▸ What the task asks
Bring together all lines of the material below that contain the string "трубку".

---

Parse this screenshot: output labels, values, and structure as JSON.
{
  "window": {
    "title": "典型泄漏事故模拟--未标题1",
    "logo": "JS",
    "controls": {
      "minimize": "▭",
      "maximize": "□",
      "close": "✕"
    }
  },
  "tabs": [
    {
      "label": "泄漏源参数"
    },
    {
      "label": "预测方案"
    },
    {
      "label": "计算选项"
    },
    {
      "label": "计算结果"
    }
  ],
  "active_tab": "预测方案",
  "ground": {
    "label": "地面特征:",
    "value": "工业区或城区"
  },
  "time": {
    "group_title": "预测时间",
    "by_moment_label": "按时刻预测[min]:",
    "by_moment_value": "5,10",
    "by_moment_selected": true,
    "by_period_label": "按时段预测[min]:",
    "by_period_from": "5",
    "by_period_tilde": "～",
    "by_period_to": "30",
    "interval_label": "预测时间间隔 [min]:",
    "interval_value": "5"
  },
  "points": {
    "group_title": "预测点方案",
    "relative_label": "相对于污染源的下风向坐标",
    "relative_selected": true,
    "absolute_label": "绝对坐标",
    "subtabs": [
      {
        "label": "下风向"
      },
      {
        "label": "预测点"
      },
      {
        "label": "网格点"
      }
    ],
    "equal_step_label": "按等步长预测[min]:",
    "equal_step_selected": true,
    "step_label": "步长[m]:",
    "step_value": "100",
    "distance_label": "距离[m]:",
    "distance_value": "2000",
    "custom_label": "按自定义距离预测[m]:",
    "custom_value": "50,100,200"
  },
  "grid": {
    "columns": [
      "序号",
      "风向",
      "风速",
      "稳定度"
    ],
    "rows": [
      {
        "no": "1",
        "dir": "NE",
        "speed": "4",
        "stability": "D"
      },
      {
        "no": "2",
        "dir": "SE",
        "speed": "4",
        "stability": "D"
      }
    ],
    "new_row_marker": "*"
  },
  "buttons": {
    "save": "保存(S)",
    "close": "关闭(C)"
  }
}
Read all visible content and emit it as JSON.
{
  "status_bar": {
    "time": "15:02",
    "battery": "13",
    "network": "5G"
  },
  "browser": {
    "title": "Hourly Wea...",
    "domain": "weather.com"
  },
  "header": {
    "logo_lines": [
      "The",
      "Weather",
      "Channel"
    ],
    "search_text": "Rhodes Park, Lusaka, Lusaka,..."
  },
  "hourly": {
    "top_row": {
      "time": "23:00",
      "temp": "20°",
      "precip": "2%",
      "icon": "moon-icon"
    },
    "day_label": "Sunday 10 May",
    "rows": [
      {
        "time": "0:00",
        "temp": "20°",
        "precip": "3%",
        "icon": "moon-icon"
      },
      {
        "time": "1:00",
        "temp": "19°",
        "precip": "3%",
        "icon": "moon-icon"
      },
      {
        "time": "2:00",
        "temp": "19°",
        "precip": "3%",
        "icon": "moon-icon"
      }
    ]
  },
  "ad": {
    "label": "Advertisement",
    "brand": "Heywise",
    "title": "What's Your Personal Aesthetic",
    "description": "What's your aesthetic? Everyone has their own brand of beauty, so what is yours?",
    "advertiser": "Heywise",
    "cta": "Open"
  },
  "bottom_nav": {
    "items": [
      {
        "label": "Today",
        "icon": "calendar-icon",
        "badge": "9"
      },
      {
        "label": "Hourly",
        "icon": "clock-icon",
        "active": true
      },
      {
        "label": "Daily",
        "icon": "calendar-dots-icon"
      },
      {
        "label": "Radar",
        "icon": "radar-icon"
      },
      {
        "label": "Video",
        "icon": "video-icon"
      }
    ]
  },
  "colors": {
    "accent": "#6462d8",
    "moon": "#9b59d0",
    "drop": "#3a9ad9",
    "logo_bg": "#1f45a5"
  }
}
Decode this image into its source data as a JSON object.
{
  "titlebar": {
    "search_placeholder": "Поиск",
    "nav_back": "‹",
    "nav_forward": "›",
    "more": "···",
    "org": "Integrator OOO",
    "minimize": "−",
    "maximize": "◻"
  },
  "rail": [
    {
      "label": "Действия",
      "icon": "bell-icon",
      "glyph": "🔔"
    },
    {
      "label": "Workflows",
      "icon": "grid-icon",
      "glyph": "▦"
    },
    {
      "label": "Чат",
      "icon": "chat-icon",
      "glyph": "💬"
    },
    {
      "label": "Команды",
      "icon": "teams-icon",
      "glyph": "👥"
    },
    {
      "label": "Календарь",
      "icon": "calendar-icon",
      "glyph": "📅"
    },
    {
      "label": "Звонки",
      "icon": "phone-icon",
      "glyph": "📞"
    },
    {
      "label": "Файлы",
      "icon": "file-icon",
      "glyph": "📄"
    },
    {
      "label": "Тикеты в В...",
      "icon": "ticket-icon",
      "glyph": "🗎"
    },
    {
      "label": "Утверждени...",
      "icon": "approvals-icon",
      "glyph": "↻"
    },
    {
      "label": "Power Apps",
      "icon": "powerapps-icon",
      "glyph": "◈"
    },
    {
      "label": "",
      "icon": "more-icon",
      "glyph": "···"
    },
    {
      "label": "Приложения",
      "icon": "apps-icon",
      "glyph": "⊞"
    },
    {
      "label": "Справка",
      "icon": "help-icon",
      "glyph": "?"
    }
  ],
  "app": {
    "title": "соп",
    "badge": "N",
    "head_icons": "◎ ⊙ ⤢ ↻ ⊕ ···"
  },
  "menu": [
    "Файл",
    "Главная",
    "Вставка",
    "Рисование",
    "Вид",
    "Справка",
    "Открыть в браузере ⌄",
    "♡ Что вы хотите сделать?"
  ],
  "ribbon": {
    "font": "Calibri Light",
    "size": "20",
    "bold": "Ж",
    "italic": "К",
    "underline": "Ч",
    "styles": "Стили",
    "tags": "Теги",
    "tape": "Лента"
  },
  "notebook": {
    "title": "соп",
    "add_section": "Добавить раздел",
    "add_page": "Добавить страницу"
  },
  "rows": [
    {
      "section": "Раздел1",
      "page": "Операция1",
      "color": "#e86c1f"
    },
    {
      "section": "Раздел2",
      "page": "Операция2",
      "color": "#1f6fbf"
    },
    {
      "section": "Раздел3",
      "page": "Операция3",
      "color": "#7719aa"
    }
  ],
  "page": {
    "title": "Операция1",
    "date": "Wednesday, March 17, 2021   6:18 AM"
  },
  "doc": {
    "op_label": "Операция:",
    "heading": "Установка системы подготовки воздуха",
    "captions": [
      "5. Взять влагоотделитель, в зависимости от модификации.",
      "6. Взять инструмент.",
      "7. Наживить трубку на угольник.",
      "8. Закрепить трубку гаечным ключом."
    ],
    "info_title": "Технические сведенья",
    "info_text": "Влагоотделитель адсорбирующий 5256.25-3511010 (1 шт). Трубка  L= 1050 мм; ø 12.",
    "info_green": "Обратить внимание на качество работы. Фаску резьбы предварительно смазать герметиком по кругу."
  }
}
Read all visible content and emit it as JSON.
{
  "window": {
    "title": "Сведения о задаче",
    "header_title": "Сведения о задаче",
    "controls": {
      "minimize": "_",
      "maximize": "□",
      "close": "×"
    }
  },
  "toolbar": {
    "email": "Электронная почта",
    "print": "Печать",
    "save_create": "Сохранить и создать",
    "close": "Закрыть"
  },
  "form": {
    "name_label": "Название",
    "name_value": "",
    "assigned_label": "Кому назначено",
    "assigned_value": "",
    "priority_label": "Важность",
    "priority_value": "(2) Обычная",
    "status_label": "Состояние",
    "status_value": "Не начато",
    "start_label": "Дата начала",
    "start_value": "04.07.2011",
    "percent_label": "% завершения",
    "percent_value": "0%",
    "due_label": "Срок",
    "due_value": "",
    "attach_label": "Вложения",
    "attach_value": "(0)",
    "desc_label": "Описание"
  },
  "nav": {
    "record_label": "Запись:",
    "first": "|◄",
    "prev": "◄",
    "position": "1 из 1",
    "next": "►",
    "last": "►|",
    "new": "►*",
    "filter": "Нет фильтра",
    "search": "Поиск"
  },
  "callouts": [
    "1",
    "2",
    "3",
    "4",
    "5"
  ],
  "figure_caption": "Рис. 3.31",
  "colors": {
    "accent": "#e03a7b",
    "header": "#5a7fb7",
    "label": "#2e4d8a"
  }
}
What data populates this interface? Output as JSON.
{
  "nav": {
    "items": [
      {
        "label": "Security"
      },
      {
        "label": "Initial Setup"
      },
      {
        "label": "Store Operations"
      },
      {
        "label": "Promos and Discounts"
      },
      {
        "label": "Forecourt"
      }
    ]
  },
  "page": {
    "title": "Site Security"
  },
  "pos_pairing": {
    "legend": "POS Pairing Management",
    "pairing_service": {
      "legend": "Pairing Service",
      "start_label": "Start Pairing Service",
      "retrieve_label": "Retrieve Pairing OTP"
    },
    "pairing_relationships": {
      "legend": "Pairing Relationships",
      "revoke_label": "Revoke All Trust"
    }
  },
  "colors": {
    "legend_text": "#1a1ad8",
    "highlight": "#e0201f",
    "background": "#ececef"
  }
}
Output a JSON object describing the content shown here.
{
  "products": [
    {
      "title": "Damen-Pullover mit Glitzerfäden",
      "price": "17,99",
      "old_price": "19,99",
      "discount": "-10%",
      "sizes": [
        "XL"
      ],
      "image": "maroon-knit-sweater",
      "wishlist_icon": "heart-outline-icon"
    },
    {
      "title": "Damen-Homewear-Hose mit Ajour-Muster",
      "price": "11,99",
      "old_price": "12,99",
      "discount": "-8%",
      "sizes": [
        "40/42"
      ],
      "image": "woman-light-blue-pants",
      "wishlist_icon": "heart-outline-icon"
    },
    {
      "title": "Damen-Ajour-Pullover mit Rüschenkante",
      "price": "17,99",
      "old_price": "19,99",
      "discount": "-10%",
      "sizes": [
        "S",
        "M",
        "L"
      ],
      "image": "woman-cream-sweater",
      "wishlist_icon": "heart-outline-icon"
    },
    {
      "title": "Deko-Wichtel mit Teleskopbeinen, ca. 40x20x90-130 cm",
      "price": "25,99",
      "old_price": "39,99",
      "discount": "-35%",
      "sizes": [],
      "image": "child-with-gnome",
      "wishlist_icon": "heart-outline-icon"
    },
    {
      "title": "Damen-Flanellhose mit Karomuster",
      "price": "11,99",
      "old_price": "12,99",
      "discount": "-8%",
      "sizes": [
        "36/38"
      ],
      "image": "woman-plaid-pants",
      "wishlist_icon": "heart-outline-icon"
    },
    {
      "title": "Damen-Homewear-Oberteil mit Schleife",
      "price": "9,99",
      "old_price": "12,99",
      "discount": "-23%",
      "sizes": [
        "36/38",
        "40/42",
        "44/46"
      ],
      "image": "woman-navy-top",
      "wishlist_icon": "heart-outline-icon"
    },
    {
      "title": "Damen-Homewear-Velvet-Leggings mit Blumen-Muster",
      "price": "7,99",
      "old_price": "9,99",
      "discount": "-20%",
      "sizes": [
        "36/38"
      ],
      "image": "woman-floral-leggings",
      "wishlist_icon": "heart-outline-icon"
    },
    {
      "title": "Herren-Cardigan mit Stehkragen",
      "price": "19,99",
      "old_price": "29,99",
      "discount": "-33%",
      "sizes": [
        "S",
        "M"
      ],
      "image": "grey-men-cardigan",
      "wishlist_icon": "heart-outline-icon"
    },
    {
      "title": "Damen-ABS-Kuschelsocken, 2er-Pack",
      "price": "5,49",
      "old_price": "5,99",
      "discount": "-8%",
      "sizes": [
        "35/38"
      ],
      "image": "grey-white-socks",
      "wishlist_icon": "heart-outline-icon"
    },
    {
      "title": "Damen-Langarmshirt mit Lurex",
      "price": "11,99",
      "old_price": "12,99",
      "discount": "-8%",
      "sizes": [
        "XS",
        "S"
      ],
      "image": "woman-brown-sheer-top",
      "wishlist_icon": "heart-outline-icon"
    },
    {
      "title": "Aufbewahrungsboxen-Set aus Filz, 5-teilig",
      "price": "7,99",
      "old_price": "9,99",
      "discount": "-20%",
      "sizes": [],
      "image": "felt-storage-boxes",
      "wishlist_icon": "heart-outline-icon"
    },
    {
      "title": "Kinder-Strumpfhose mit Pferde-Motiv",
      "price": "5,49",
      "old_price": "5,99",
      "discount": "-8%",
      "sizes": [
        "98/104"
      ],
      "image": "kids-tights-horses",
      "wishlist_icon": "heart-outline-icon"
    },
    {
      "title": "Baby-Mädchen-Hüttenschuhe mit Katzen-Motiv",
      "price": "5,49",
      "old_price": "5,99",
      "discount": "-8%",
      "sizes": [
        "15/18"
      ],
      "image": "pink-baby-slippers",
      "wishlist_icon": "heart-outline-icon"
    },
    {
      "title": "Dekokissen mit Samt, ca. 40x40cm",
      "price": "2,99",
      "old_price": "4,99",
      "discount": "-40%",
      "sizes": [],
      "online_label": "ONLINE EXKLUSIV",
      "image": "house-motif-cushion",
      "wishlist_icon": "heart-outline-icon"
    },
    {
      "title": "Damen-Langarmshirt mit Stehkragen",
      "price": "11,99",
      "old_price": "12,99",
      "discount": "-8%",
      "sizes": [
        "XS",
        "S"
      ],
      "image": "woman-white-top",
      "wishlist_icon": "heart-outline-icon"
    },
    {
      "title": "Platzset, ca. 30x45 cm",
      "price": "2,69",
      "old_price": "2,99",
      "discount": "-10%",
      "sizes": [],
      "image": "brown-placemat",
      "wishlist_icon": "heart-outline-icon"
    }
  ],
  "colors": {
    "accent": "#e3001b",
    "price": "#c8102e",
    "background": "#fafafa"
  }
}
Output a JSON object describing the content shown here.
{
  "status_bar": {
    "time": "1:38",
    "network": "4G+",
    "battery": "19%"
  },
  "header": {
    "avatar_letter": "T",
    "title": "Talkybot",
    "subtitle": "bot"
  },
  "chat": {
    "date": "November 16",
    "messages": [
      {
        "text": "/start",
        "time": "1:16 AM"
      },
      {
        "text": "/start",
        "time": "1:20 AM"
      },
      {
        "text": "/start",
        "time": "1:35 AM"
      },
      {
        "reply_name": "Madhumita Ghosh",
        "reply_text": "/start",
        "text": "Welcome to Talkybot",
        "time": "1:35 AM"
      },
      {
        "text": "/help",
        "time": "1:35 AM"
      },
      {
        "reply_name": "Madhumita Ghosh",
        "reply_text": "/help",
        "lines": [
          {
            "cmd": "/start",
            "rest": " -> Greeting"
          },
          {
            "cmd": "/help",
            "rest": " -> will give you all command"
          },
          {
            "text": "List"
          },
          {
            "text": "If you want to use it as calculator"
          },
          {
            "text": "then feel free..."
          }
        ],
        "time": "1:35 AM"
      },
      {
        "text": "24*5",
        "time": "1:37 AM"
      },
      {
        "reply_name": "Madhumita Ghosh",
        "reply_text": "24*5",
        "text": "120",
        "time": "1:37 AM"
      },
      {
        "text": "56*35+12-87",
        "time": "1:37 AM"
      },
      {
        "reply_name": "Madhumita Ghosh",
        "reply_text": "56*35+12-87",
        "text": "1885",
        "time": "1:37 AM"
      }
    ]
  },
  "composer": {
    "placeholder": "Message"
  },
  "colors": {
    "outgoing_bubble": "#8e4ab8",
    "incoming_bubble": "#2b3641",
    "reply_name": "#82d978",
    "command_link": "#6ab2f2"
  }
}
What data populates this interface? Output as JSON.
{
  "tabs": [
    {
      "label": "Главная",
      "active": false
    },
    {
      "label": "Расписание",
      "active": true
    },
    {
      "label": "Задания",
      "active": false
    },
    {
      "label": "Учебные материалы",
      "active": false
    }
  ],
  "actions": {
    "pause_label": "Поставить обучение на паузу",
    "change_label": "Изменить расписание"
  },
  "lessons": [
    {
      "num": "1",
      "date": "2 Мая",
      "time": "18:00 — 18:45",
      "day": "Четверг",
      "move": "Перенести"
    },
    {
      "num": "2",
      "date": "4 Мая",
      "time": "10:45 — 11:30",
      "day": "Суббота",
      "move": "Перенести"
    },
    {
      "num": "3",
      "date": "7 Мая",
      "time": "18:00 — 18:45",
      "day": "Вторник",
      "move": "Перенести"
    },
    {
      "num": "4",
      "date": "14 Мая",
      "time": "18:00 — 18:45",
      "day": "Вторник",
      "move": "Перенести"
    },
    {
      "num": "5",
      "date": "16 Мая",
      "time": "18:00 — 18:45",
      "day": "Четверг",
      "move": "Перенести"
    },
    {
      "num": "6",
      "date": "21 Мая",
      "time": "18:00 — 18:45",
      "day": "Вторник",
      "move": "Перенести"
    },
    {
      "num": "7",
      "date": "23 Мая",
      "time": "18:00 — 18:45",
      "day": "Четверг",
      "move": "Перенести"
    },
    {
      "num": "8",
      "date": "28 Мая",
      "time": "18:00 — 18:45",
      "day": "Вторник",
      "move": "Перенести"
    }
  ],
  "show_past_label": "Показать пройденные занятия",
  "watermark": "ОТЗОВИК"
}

---

▸ Expected answer
      "7. Наживить трубку на угольник.",
      "8. Закрепить трубку гаечным ключом."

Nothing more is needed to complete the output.